--- Given request ---
Locate every line that holds the string "ground" and copy it.

--- Input records ---
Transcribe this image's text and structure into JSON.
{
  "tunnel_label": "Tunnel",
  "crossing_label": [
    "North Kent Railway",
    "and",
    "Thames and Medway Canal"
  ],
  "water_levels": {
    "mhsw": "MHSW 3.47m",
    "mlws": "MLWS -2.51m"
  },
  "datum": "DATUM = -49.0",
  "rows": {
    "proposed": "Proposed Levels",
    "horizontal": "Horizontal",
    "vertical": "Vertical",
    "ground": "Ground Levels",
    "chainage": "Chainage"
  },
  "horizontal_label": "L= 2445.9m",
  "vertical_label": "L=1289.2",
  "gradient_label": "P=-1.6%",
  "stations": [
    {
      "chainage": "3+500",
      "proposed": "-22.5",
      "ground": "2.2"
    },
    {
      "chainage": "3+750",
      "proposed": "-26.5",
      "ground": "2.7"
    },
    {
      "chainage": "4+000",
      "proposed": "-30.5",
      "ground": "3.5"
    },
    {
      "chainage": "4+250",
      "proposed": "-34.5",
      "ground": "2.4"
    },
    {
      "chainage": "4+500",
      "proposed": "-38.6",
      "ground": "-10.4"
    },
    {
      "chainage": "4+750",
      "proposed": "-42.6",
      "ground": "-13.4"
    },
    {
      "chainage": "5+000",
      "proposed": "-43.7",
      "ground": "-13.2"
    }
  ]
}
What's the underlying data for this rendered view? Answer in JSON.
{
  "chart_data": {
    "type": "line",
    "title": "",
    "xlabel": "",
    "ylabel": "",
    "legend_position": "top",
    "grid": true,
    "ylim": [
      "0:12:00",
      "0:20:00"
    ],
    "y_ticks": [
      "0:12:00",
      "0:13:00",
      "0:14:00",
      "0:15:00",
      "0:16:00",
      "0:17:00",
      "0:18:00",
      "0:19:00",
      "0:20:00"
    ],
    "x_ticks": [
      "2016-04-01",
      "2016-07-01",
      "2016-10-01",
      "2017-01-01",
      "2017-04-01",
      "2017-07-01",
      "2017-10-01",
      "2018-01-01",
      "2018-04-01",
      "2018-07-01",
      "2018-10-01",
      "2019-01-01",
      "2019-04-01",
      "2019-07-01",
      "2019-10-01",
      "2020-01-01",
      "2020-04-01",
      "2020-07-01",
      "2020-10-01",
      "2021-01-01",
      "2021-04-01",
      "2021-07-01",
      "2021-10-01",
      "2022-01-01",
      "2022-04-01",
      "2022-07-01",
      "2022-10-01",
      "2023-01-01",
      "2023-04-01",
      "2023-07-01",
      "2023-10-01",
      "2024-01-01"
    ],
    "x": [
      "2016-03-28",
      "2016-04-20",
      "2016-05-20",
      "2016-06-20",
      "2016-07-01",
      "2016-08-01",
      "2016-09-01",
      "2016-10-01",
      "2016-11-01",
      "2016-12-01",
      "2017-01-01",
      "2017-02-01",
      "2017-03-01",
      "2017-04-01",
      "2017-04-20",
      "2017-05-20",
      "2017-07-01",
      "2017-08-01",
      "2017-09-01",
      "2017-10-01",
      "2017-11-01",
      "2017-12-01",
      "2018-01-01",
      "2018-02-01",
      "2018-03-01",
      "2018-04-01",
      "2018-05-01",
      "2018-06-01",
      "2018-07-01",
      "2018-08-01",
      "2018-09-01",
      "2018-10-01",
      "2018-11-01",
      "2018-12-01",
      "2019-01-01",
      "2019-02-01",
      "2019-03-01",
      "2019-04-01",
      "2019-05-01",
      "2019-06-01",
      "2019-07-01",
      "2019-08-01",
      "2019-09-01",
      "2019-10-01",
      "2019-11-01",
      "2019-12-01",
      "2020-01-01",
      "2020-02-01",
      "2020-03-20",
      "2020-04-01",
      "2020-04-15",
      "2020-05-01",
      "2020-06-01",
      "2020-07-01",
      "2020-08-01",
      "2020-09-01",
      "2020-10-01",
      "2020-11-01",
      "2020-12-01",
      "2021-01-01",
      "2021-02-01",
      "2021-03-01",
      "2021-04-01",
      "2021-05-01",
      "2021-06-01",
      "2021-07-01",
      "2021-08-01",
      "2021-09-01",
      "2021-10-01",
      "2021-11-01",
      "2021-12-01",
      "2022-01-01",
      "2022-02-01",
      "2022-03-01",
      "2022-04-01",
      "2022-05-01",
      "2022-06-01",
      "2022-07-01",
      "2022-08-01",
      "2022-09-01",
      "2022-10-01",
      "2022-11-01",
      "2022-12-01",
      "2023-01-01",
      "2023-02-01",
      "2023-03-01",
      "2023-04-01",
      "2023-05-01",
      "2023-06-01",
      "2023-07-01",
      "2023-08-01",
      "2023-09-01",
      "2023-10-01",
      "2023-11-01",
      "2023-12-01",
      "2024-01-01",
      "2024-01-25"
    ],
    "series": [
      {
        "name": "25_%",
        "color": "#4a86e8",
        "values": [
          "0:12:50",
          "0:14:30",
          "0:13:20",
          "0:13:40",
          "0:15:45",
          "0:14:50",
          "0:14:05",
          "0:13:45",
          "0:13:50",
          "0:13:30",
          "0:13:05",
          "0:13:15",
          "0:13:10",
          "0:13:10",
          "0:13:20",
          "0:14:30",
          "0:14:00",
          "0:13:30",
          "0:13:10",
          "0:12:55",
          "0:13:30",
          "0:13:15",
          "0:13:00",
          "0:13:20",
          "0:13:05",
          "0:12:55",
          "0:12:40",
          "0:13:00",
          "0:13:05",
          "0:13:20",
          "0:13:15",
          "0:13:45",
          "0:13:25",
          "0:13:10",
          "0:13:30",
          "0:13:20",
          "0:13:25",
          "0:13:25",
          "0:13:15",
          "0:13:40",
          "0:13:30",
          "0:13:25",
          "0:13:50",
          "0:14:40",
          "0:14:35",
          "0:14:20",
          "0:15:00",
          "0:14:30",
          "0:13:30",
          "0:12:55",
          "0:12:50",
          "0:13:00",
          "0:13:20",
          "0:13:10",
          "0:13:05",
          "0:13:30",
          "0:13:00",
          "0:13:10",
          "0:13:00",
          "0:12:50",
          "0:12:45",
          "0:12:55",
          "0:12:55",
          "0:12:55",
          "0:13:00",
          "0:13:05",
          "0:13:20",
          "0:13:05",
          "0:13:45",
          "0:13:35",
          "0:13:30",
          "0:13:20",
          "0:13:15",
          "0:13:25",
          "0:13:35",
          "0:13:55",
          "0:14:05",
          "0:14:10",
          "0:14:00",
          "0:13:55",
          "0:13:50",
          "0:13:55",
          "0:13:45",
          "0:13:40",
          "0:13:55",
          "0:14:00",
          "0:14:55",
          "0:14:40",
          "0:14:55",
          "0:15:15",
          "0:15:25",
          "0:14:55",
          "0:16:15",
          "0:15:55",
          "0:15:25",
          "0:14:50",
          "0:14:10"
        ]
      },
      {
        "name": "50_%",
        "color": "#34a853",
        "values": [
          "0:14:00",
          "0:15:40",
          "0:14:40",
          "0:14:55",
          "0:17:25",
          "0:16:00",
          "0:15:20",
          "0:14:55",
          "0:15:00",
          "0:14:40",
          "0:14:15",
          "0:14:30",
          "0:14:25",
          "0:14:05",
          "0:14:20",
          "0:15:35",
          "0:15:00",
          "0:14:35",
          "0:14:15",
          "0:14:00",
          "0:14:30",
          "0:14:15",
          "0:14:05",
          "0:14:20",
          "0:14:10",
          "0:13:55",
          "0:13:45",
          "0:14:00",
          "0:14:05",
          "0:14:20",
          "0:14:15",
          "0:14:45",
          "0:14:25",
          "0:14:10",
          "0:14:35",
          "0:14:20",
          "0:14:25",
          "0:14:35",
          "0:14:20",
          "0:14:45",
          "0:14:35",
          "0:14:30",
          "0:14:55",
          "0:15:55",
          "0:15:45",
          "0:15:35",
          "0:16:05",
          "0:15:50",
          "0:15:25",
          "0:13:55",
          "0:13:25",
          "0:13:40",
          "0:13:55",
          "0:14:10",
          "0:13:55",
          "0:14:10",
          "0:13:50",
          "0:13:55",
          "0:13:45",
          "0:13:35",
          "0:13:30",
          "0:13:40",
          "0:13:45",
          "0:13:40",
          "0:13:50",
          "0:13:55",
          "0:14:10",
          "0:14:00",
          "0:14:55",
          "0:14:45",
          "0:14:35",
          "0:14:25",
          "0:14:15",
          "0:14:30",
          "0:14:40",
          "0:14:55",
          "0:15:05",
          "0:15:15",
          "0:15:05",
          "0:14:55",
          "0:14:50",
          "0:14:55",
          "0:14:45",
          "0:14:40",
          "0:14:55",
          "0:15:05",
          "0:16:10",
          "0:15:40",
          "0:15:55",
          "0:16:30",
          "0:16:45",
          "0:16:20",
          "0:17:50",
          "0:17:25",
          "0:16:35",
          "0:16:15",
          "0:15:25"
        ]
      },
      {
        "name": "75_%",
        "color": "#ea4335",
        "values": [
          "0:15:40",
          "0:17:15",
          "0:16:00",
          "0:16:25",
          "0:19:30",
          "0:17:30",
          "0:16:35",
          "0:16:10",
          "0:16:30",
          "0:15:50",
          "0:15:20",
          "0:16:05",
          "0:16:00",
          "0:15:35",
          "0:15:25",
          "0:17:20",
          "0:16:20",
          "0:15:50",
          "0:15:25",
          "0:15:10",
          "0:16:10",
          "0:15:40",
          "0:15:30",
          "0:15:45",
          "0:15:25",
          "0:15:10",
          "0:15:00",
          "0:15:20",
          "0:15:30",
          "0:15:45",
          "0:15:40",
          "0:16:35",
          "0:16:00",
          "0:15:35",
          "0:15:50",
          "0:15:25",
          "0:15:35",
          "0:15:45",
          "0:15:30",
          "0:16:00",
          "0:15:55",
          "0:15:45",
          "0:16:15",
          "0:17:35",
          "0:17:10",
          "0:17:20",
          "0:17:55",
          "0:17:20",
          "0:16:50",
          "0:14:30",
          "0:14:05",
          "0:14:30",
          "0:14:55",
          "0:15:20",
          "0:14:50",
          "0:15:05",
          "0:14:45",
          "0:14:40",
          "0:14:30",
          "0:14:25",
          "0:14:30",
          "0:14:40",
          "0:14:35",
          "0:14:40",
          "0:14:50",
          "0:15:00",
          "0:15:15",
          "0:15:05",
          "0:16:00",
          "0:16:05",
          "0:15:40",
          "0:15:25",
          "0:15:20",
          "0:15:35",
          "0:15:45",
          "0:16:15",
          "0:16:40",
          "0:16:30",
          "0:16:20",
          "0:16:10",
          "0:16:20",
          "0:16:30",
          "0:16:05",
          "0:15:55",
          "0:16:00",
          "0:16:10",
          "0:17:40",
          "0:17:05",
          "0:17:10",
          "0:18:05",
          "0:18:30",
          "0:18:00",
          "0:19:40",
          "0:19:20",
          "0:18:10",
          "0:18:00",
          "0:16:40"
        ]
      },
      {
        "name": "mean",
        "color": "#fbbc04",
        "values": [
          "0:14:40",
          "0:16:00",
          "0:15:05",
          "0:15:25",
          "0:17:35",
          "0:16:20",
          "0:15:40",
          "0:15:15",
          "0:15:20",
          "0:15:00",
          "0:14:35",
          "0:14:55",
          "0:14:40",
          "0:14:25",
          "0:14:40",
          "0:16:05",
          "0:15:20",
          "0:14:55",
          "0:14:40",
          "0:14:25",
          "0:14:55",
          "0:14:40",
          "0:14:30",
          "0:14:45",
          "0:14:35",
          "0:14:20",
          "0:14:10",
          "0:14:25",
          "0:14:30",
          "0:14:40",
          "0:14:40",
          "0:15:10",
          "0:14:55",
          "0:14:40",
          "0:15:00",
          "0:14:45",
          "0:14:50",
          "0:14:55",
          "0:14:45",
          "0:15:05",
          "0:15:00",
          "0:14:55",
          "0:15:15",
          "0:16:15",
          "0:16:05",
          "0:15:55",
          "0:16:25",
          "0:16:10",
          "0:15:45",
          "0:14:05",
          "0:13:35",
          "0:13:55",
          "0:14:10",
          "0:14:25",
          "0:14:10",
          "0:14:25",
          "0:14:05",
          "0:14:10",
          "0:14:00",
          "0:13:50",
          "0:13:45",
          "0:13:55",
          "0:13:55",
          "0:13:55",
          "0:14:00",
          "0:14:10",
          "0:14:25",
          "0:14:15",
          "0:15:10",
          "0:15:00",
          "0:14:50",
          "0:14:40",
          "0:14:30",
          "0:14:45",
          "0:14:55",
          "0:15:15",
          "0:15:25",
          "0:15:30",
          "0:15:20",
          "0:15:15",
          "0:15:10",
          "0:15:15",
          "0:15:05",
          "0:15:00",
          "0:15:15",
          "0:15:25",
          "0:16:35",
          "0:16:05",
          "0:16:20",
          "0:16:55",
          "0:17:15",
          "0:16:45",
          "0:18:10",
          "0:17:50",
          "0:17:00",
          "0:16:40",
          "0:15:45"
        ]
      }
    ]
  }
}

--- Correct answer ---
    "ground": "Ground Levels",
      "ground": "2.2"
      "ground": "2.7"
      "ground": "3.5"
      "ground": "2.4"
      "ground": "-10.4"
      "ground": "-13.4"
      "ground": "-13.2"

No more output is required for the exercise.